What is asked:
Each line of the material below should be reproduced exactly.

Supplied records:
* * * * *

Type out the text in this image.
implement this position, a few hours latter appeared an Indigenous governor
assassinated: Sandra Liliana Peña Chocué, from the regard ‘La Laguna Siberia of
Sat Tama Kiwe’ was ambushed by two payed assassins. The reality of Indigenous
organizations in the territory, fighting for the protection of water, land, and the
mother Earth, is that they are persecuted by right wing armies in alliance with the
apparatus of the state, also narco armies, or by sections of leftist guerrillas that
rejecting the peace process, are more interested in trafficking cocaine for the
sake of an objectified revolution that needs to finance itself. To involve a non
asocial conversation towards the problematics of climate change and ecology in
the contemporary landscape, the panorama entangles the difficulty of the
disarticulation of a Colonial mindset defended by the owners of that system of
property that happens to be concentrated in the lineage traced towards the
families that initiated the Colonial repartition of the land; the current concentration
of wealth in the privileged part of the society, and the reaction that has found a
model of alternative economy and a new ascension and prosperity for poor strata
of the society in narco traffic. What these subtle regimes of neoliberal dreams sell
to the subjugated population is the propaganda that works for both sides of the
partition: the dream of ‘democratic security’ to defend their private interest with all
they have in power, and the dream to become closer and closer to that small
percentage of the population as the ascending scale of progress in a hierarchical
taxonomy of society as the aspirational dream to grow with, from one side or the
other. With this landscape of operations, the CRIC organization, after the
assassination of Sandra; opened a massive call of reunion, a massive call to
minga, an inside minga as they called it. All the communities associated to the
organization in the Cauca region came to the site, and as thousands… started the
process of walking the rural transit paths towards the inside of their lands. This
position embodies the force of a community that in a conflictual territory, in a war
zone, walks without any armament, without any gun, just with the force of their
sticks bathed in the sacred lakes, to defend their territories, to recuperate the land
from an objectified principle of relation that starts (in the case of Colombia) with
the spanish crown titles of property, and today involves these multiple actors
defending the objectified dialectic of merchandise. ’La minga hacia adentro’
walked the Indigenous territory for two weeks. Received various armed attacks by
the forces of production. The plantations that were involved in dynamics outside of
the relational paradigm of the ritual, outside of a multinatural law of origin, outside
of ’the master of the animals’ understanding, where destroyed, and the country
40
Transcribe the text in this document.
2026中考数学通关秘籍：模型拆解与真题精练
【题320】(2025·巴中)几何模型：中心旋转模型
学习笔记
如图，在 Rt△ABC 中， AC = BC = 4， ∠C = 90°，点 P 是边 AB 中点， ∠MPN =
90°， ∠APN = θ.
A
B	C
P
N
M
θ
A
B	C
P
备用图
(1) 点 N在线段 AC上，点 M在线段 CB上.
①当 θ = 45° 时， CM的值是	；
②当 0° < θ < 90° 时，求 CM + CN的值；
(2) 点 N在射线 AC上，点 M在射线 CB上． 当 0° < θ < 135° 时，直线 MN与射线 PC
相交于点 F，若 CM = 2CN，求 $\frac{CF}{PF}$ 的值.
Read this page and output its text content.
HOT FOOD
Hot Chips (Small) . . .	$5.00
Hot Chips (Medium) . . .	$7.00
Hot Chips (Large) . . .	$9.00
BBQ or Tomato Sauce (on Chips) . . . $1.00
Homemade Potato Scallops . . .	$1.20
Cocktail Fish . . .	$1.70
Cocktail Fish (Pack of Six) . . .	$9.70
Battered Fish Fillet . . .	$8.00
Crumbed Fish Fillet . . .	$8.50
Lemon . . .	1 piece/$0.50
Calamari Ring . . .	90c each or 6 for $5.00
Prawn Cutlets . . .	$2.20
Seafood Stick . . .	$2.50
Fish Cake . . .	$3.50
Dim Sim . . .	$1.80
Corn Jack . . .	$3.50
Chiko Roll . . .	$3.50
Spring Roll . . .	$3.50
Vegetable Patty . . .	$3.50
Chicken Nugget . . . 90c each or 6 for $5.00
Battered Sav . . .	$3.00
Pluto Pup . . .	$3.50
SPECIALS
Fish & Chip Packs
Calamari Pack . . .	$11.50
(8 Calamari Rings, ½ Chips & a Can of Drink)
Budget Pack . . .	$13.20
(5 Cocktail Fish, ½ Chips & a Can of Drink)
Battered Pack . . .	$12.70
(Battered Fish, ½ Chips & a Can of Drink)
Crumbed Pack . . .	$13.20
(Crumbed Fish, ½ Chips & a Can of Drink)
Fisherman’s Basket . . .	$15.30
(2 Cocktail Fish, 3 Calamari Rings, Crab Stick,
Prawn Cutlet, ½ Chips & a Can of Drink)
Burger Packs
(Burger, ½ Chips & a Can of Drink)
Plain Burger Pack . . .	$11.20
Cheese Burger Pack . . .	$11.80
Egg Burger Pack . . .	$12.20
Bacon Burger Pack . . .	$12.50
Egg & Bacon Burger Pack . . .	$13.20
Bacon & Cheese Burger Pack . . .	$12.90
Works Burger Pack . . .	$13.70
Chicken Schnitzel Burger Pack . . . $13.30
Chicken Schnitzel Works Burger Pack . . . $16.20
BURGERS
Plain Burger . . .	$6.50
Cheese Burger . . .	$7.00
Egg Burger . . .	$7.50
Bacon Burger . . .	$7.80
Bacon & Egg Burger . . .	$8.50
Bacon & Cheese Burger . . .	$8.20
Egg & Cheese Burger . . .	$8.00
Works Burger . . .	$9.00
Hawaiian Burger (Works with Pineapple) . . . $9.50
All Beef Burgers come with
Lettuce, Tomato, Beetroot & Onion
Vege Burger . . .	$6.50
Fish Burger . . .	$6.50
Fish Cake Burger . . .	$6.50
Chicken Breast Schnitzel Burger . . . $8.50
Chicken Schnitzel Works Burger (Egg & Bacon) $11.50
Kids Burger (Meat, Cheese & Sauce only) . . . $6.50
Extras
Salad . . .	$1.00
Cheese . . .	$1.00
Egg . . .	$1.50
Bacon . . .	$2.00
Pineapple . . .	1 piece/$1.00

* * * * *

Answer to this exercise:
Type out the text in this image.
implement this position, a few hours latter appeared an Indigenous governor
assassinated: Sandra Liliana Peña Chocué, from the regard ‘La Laguna Siberia of
Sat Tama Kiwe’ was ambushed by two payed assassins. The reality of Indigenous
organizations in the territory, fighting for the protection of water, land, and the
mother Earth, is that they are persecuted by right wing armies in alliance with the
apparatus of the state, also narco armies, or by sections of leftist guerrillas that
rejecting the peace process, are more interested in trafficking cocaine for the
sake of an objectified revolution that needs to finance itself. To involve a non
asocial conversation towards the problematics of climate change and ecology in
the contemporary landscape, the panorama entangles the difficulty of the
disarticulation of a Colonial mindset defended by the owners of that system of
property that happens to be concentrated in the lineage traced towards the
families that initiated the Colonial repartition of the land; the current concentration
of wealth in the privileged part of the society, and the reaction that has found a
model of alternative economy and a new ascension and prosperity for poor strata
of the society in narco traffic. What these subtle regimes of neoliberal dreams sell
to the subjugated population is the propaganda that works for both sides of the
partition: the dream of ‘democratic security’ to defend their private interest with all
they have in power, and the dream to become closer and closer to that small
percentage of the population as the ascending scale of progress in a hierarchical
taxonomy of society as the aspirational dream to grow with, from one side or the
other. With this landscape of operations, the CRIC organization, after the
assassination of Sandra; opened a massive call of reunion, a massive call to
minga, an inside minga as they called it. All the communities associated to the
organization in the Cauca region came to the site, and as thousands… started the
process of walking the rural transit paths towards the inside of their lands. This
position embodies the force of a community that in a conflictual territory, in a war
zone, walks without any armament, without any gun, just with the force of their
sticks bathed in the sacred lakes, to defend their territories, to recuperate the land
from an objectified principle of relation that starts (in the case of Colombia) with
the spanish crown titles of property, and today involves these multiple actors
defending the objectified dialectic of merchandise. ’La minga hacia adentro’
walked the Indigenous territory for two weeks. Received various armed attacks by
the forces of production. The plantations that were involved in dynamics outside of
the relational paradigm of the ritual, outside of a multinatural law of origin, outside
of ’the master of the animals’ understanding, where destroyed, and the country
40
Transcribe the text in this document.
2026中考数学通关秘籍：模型拆解与真题精练
【题320】(2025·巴中)几何模型：中心旋转模型
学习笔记
如图，在 Rt△ABC 中， AC = BC = 4， ∠C = 90°，点 P 是边 AB 中点， ∠MPN =
90°， ∠APN = θ.
A
B	C
P
N
M
θ
A
B	C
P
备用图
(1) 点 N在线段 AC上，点 M在线段 CB上.
①当 θ = 45° 时， CM的值是	；
②当 0° < θ < 90° 时，求 CM + CN的值；
(2) 点 N在射线 AC上，点 M在射线 CB上． 当 0° < θ < 135° 时，直线 MN与射线 PC
相交于点 F，若 CM = 2CN，求 $\frac{CF}{PF}$ 的值.
Read this page and output its text content.
HOT FOOD
Hot Chips (Small) . . .	$5.00
Hot Chips (Medium) . . .	$7.00
Hot Chips (Large) . . .	$9.00
BBQ or Tomato Sauce (on Chips) . . . $1.00
Homemade Potato Scallops . . .	$1.20
Cocktail Fish . . .	$1.70
Cocktail Fish (Pack of Six) . . .	$9.70
Battered Fish Fillet . . .	$8.00
Crumbed Fish Fillet . . .	$8.50
Lemon . . .	1 piece/$0.50
Calamari Ring . . .	90c each or 6 for $5.00
Prawn Cutlets . . .	$2.20
Seafood Stick . . .	$2.50
Fish Cake . . .	$3.50
Dim Sim . . .	$1.80
Corn Jack . . .	$3.50
Chiko Roll . . .	$3.50
Spring Roll . . .	$3.50
Vegetable Patty . . .	$3.50
Chicken Nugget . . . 90c each or 6 for $5.00
Battered Sav . . .	$3.00
Pluto Pup . . .	$3.50
SPECIALS
Fish & Chip Packs
Calamari Pack . . .	$11.50
(8 Calamari Rings, ½ Chips & a Can of Drink)
Budget Pack . . .	$13.20
(5 Cocktail Fish, ½ Chips & a Can of Drink)
Battered Pack . . .	$12.70
(Battered Fish, ½ Chips & a Can of Drink)
Crumbed Pack . . .	$13.20
(Crumbed Fish, ½ Chips & a Can of Drink)
Fisherman’s Basket . . .	$15.30
(2 Cocktail Fish, 3 Calamari Rings, Crab Stick,
Prawn Cutlet, ½ Chips & a Can of Drink)
Burger Packs
(Burger, ½ Chips & a Can of Drink)
Plain Burger Pack . . .	$11.20
Cheese Burger Pack . . .	$11.80
Egg Burger Pack . . .	$12.20
Bacon Burger Pack . . .	$12.50
Egg & Bacon Burger Pack . . .	$13.20
Bacon & Cheese Burger Pack . . .	$12.90
Works Burger Pack . . .	$13.70
Chicken Schnitzel Burger Pack . . . $13.30
Chicken Schnitzel Works Burger Pack . . . $16.20
BURGERS
Plain Burger . . .	$6.50
Cheese Burger . . .	$7.00
Egg Burger . . .	$7.50
Bacon Burger . . .	$7.80
Bacon & Egg Burger . . .	$8.50
Bacon & Cheese Burger . . .	$8.20
Egg & Cheese Burger . . .	$8.00
Works Burger . . .	$9.00
Hawaiian Burger (Works with Pineapple) . . . $9.50
All Beef Burgers come with
Lettuce, Tomato, Beetroot & Onion
Vege Burger . . .	$6.50
Fish Burger . . .	$6.50
Fish Cake Burger . . .	$6.50
Chicken Breast Schnitzel Burger . . . $8.50
Chicken Schnitzel Works Burger (Egg & Bacon) $11.50
Kids Burger (Meat, Cheese & Sauce only) . . . $6.50
Extras
Salad . . .	$1.00
Cheese . . .	$1.00
Egg . . .	$1.50
Bacon . . .	$2.00
Pineapple . . .	1 piece/$1.00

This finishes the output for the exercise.